» **Task**: Restate the whole of the material. Keep every word, and drop the pictures.

Collected data:
+===+

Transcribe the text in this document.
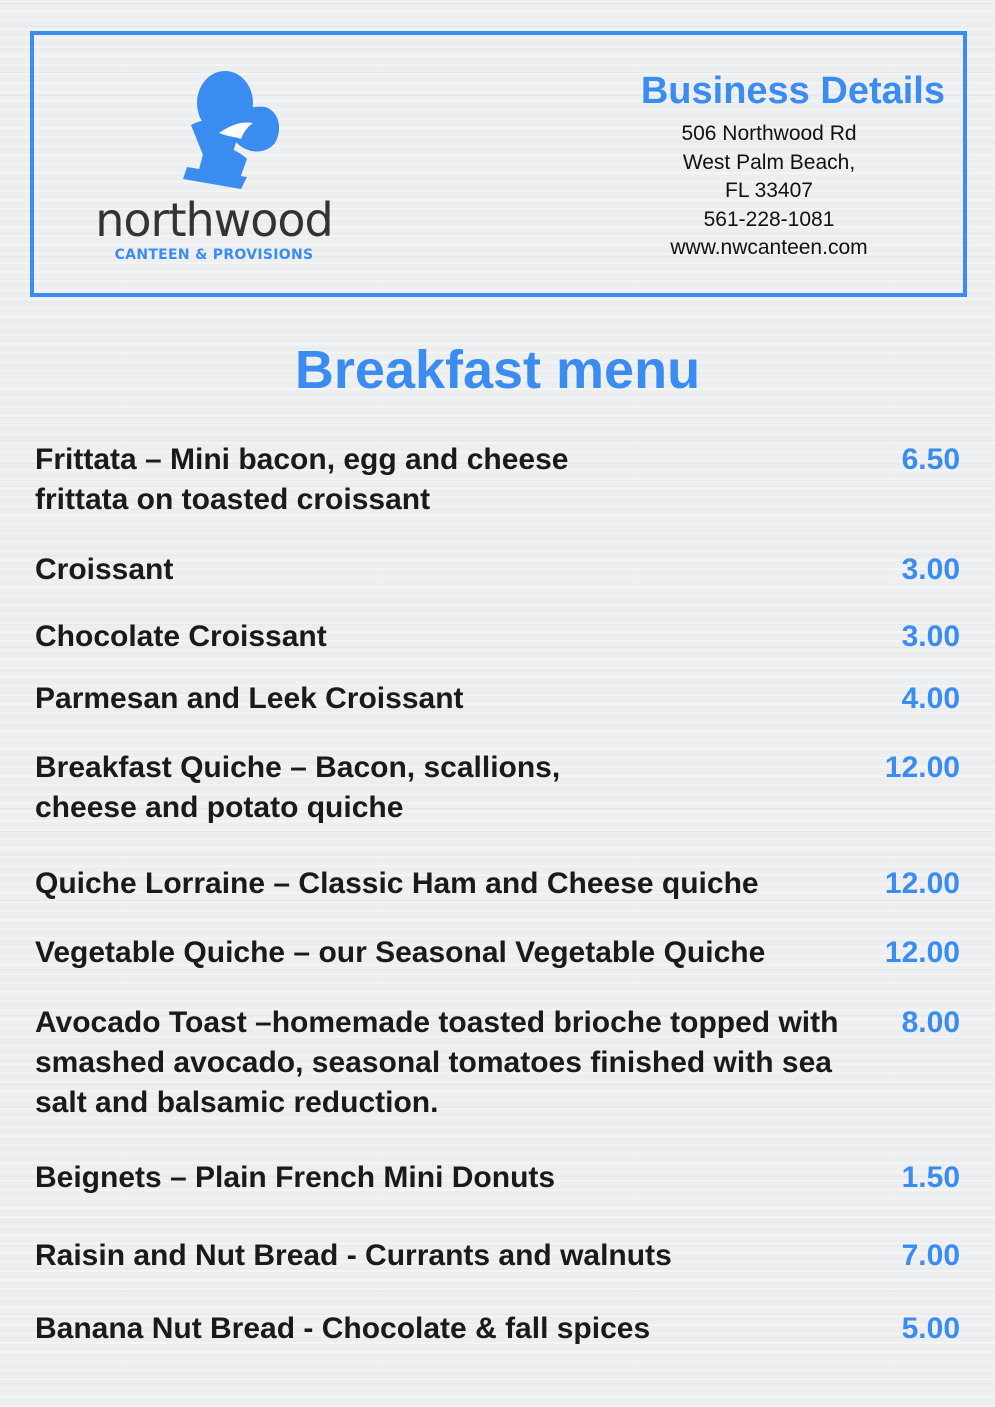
northwood
CANTEEN & PROVISIONS
Business Details
506 Northwood Rd
West Palm Beach,
FL 33407
561-228-1081
www.nwcanteen.com
Breakfast menu
Frittata – Mini bacon, egg and cheese frittata on toasted croissant
6.50
Croissant	3.00
Chocolate Croissant	3.00
Parmesan and Leek Croissant	4.00
Breakfast Quiche – Bacon, scallions, cheese and potato quiche
12.00
Quiche Lorraine – Classic Ham and Cheese quiche	12.00
Vegetable Quiche – our Seasonal Vegetable Quiche	12.00
Avocado Toast –homemade toasted brioche topped with smashed avocado, seasonal tomatoes finished with sea salt and balsamic reduction.
8.00
Beignets – Plain French Mini Donuts	1.50
Raisin and Nut Bread - Currants and walnuts	7.00
Banana Nut Bread - Chocolate & fall spices	5.00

+===+

» **Exercise answer**:
Transcribe the text in this document.
northwood
CANTEEN & PROVISIONS
Business Details
506 Northwood Rd
West Palm Beach,
FL 33407
561-228-1081
www.nwcanteen.com
Breakfast menu
Frittata – Mini bacon, egg and cheese frittata on toasted croissant
6.50
Croissant	3.00
Chocolate Croissant	3.00
Parmesan and Leek Croissant	4.00
Breakfast Quiche – Bacon, scallions, cheese and potato quiche
12.00
Quiche Lorraine – Classic Ham and Cheese quiche	12.00
Vegetable Quiche – our Seasonal Vegetable Quiche	12.00
Avocado Toast –homemade toasted brioche topped with smashed avocado, seasonal tomatoes finished with sea salt and balsamic reduction.
8.00
Beignets – Plain French Mini Donuts	1.50
Raisin and Nut Bread - Currants and walnuts	7.00
Banana Nut Bread - Chocolate & fall spices	5.00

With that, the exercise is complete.